Records to use
>> Begin
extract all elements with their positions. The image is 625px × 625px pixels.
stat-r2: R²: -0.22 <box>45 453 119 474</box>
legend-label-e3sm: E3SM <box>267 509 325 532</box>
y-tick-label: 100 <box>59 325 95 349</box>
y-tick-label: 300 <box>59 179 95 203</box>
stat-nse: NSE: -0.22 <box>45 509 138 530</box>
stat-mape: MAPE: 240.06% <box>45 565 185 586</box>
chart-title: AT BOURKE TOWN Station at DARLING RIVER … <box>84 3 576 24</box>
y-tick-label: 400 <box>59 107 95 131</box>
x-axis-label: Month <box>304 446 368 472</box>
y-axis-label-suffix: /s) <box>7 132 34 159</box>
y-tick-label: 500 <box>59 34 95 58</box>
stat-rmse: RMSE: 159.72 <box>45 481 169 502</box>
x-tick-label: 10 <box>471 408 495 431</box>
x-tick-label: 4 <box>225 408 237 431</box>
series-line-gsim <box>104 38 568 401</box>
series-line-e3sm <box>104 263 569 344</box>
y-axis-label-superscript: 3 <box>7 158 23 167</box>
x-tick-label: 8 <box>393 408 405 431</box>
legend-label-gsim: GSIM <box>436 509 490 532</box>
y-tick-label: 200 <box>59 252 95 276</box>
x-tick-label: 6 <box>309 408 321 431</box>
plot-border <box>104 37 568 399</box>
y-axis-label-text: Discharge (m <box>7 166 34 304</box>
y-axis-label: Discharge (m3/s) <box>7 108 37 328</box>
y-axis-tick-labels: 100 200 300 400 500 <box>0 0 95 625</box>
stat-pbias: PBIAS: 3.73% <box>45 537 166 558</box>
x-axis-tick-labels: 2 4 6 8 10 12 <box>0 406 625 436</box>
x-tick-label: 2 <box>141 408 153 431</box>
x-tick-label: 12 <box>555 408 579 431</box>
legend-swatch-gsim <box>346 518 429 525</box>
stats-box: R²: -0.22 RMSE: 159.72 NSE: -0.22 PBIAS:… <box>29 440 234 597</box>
>> End
Rewrite the data above, replacing "Discharge" with "Streamflow" wherever it occurs and leaving every other character unchanged.

Task result
extract all elements with their positions. The image is 625px × 625px pixels.
stat-r2: R²: -0.22 <box>45 453 119 474</box>
legend-label-e3sm: E3SM <box>267 509 325 532</box>
y-tick-label: 100 <box>59 325 95 349</box>
y-tick-label: 300 <box>59 179 95 203</box>
stat-nse: NSE: -0.22 <box>45 509 138 530</box>
stat-mape: MAPE: 240.06% <box>45 565 185 586</box>
chart-title: AT BOURKE TOWN Station at DARLING RIVER … <box>84 3 576 24</box>
y-tick-label: 400 <box>59 107 95 131</box>
x-axis-label: Month <box>304 446 368 472</box>
y-axis-label-suffix: /s) <box>7 132 34 159</box>
y-tick-label: 500 <box>59 34 95 58</box>
stat-rmse: RMSE: 159.72 <box>45 481 169 502</box>
x-tick-label: 10 <box>471 408 495 431</box>
x-tick-label: 4 <box>225 408 237 431</box>
series-line-gsim <box>104 38 568 401</box>
series-line-e3sm <box>104 263 569 344</box>
y-axis-label-superscript: 3 <box>7 158 23 167</box>
x-tick-label: 8 <box>393 408 405 431</box>
legend-label-gsim: GSIM <box>436 509 490 532</box>
y-tick-label: 200 <box>59 252 95 276</box>
x-tick-label: 6 <box>309 408 321 431</box>
plot-border <box>104 37 568 399</box>
y-axis-label-text: Streamflow (m <box>7 166 34 304</box>
y-axis-label: Streamflow (m3/s) <box>7 108 37 328</box>
y-axis-tick-labels: 100 200 300 400 500 <box>0 0 95 625</box>
stat-pbias: PBIAS: 3.73% <box>45 537 166 558</box>
x-axis-tick-labels: 2 4 6 8 10 12 <box>0 406 625 436</box>
x-tick-label: 2 <box>141 408 153 431</box>
x-tick-label: 12 <box>555 408 579 431</box>
legend-swatch-gsim <box>346 518 429 525</box>
stats-box: R²: -0.22 RMSE: 159.72 NSE: -0.22 PBIAS:… <box>29 440 234 597</box>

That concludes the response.